Work instructions
Print all entries precisely as they are written.

(Stored items)
..............................

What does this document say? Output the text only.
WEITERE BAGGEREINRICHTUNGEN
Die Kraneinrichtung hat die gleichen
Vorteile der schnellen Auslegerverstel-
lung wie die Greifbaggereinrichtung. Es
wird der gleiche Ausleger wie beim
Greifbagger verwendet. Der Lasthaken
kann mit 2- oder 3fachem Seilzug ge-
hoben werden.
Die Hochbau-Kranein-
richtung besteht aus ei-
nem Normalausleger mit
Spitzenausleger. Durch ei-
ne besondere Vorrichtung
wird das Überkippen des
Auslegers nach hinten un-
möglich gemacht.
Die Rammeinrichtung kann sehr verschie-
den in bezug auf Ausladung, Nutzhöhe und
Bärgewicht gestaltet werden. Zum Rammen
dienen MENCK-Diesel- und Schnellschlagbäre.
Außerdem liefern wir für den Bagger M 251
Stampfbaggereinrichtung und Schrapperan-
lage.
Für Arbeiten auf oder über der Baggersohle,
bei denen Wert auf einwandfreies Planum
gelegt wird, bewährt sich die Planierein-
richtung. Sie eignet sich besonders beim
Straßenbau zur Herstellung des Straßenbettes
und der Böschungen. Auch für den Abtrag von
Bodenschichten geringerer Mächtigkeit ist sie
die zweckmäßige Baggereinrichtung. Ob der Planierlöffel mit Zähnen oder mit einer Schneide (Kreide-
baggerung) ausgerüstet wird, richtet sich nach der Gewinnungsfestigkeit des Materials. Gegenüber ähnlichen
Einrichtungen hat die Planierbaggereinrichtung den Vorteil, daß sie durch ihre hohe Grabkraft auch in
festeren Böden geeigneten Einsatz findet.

..............................

Answer to the exercise
What does this document say? Output the text only.
WEITERE BAGGEREINRICHTUNGEN
Die Kraneinrichtung hat die gleichen
Vorteile der schnellen Auslegerverstel-
lung wie die Greifbaggereinrichtung. Es
wird der gleiche Ausleger wie beim
Greifbagger verwendet. Der Lasthaken
kann mit 2- oder 3fachem Seilzug ge-
hoben werden.
Die Hochbau-Kranein-
richtung besteht aus ei-
nem Normalausleger mit
Spitzenausleger. Durch ei-
ne besondere Vorrichtung
wird das Überkippen des
Auslegers nach hinten un-
möglich gemacht.
Die Rammeinrichtung kann sehr verschie-
den in bezug auf Ausladung, Nutzhöhe und
Bärgewicht gestaltet werden. Zum Rammen
dienen MENCK-Diesel- und Schnellschlagbäre.
Außerdem liefern wir für den Bagger M 251
Stampfbaggereinrichtung und Schrapperan-
lage.
Für Arbeiten auf oder über der Baggersohle,
bei denen Wert auf einwandfreies Planum
gelegt wird, bewährt sich die Planierein-
richtung. Sie eignet sich besonders beim
Straßenbau zur Herstellung des Straßenbettes
und der Böschungen. Auch für den Abtrag von
Bodenschichten geringerer Mächtigkeit ist sie
die zweckmäßige Baggereinrichtung. Ob der Planierlöffel mit Zähnen oder mit einer Schneide (Kreide-
baggerung) ausgerüstet wird, richtet sich nach der Gewinnungsfestigkeit des Materials. Gegenüber ähnlichen
Einrichtungen hat die Planierbaggereinrichtung den Vorteil, daß sie durch ihre hohe Grabkraft auch in
festeren Böden geeigneten Einsatz findet.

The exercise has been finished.